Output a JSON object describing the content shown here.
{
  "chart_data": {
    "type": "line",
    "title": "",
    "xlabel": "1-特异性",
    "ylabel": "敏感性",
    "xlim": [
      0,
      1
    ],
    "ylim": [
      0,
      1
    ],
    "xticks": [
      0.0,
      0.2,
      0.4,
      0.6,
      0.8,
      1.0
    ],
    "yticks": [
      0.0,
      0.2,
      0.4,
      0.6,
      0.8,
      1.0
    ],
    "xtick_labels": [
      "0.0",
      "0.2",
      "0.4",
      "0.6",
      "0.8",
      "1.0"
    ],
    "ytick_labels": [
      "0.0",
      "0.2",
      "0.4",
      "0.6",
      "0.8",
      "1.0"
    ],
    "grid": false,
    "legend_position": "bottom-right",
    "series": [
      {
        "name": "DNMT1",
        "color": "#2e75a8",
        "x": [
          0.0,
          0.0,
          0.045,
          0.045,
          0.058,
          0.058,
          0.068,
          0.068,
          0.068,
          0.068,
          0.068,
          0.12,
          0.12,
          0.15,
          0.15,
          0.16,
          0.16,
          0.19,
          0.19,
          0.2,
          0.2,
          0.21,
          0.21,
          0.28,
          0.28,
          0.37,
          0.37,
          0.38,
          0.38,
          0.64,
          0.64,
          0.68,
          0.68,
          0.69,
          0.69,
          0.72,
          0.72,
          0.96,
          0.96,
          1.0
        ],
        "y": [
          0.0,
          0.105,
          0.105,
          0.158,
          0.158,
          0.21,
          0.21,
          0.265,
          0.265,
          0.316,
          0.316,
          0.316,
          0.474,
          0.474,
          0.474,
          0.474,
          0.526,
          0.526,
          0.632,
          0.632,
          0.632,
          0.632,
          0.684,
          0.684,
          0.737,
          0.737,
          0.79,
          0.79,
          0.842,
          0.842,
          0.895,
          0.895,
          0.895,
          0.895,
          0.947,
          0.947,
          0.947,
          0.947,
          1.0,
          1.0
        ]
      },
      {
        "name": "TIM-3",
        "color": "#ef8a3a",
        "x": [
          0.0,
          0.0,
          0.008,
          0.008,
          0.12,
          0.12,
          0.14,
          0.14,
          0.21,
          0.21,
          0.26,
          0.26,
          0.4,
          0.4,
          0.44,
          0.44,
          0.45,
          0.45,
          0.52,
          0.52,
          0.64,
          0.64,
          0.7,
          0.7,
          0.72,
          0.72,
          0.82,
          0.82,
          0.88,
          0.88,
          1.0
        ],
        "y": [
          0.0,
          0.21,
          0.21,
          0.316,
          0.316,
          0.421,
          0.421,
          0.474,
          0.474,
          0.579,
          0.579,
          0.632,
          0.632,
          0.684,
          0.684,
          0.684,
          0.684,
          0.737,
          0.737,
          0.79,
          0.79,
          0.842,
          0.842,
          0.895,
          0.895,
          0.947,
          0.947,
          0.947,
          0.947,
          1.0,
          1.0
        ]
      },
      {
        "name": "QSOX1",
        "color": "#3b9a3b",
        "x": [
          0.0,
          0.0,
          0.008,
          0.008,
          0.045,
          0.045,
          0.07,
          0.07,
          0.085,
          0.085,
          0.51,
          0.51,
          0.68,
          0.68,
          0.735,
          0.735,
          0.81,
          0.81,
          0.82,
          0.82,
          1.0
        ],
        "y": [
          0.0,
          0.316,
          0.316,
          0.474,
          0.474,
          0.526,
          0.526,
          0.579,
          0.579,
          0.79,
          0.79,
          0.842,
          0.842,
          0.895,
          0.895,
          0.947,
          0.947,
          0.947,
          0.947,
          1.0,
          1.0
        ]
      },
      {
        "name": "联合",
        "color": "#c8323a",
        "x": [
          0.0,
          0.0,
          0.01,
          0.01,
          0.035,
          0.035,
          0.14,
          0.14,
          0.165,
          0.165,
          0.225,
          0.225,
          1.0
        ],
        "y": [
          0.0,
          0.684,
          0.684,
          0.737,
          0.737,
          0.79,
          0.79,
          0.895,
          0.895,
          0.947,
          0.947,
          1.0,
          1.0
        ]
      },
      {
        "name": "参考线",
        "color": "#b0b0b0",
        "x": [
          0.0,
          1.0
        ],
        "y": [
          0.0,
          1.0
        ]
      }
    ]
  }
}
#####
**Task details:**
Print all the data exactly.

**Answer to the task:**
Output a JSON object describing the content shown here.
{
  "chart_data": {
    "type": "line",
    "title": "",
    "xlabel": "1-特异性",
    "ylabel": "敏感性",
    "xlim": [
      0,
      1
    ],
    "ylim": [
      0,
      1
    ],
    "xticks": [
      0.0,
      0.2,
      0.4,
      0.6,
      0.8,
      1.0
    ],
    "yticks": [
      0.0,
      0.2,
      0.4,
      0.6,
      0.8,
      1.0
    ],
    "xtick_labels": [
      "0.0",
      "0.2",
      "0.4",
      "0.6",
      "0.8",
      "1.0"
    ],
    "ytick_labels": [
      "0.0",
      "0.2",
      "0.4",
      "0.6",
      "0.8",
      "1.0"
    ],
    "grid": false,
    "legend_position": "bottom-right",
    "series": [
      {
        "name": "DNMT1",
        "color": "#2e75a8",
        "x": [
          0.0,
          0.0,
          0.045,
          0.045,
          0.058,
          0.058,
          0.068,
          0.068,
          0.068,
          0.068,
          0.068,
          0.12,
          0.12,
          0.15,
          0.15,
          0.16,
          0.16,
          0.19,
          0.19,
          0.2,
          0.2,
          0.21,
          0.21,
          0.28,
          0.28,
          0.37,
          0.37,
          0.38,
          0.38,
          0.64,
          0.64,
          0.68,
          0.68,
          0.69,
          0.69,
          0.72,
          0.72,
          0.96,
          0.96,
          1.0
        ],
        "y": [
          0.0,
          0.105,
          0.105,
          0.158,
          0.158,
          0.21,
          0.21,
          0.265,
          0.265,
          0.316,
          0.316,
          0.316,
          0.474,
          0.474,
          0.474,
          0.474,
          0.526,
          0.526,
          0.632,
          0.632,
          0.632,
          0.632,
          0.684,
          0.684,
          0.737,
          0.737,
          0.79,
          0.79,
          0.842,
          0.842,
          0.895,
          0.895,
          0.895,
          0.895,
          0.947,
          0.947,
          0.947,
          0.947,
          1.0,
          1.0
        ]
      },
      {
        "name": "TIM-3",
        "color": "#ef8a3a",
        "x": [
          0.0,
          0.0,
          0.008,
          0.008,
          0.12,
          0.12,
          0.14,
          0.14,
          0.21,
          0.21,
          0.26,
          0.26,
          0.4,
          0.4,
          0.44,
          0.44,
          0.45,
          0.45,
          0.52,
          0.52,
          0.64,
          0.64,
          0.7,
          0.7,
          0.72,
          0.72,
          0.82,
          0.82,
          0.88,
          0.88,
          1.0
        ],
        "y": [
          0.0,
          0.21,
          0.21,
          0.316,
          0.316,
          0.421,
          0.421,
          0.474,
          0.474,
          0.579,
          0.579,
          0.632,
          0.632,
          0.684,
          0.684,
          0.684,
          0.684,
          0.737,
          0.737,
          0.79,
          0.79,
          0.842,
          0.842,
          0.895,
          0.895,
          0.947,
          0.947,
          0.947,
          0.947,
          1.0,
          1.0
        ]
      },
      {
        "name": "QSOX1",
        "color": "#3b9a3b",
        "x": [
          0.0,
          0.0,
          0.008,
          0.008,
          0.045,
          0.045,
          0.07,
          0.07,
          0.085,
          0.085,
          0.51,
          0.51,
          0.68,
          0.68,
          0.735,
          0.735,
          0.81,
          0.81,
          0.82,
          0.82,
          1.0
        ],
        "y": [
          0.0,
          0.316,
          0.316,
          0.474,
          0.474,
          0.526,
          0.526,
          0.579,
          0.579,
          0.79,
          0.79,
          0.842,
          0.842,
          0.895,
          0.895,
          0.947,
          0.947,
          0.947,
          0.947,
          1.0,
          1.0
        ]
      },
      {
        "name": "联合",
        "color": "#c8323a",
        "x": [
          0.0,
          0.0,
          0.01,
          0.01,
          0.035,
          0.035,
          0.14,
          0.14,
          0.165,
          0.165,
          0.225,
          0.225,
          1.0
        ],
        "y": [
          0.0,
          0.684,
          0.684,
          0.737,
          0.737,
          0.79,
          0.79,
          0.895,
          0.895,
          0.947,
          0.947,
          1.0,
          1.0
        ]
      },
      {
        "name": "参考线",
        "color": "#b0b0b0",
        "x": [
          0.0,
          1.0
        ],
        "y": [
          0.0,
          1.0
        ]
      }
    ]
  }
}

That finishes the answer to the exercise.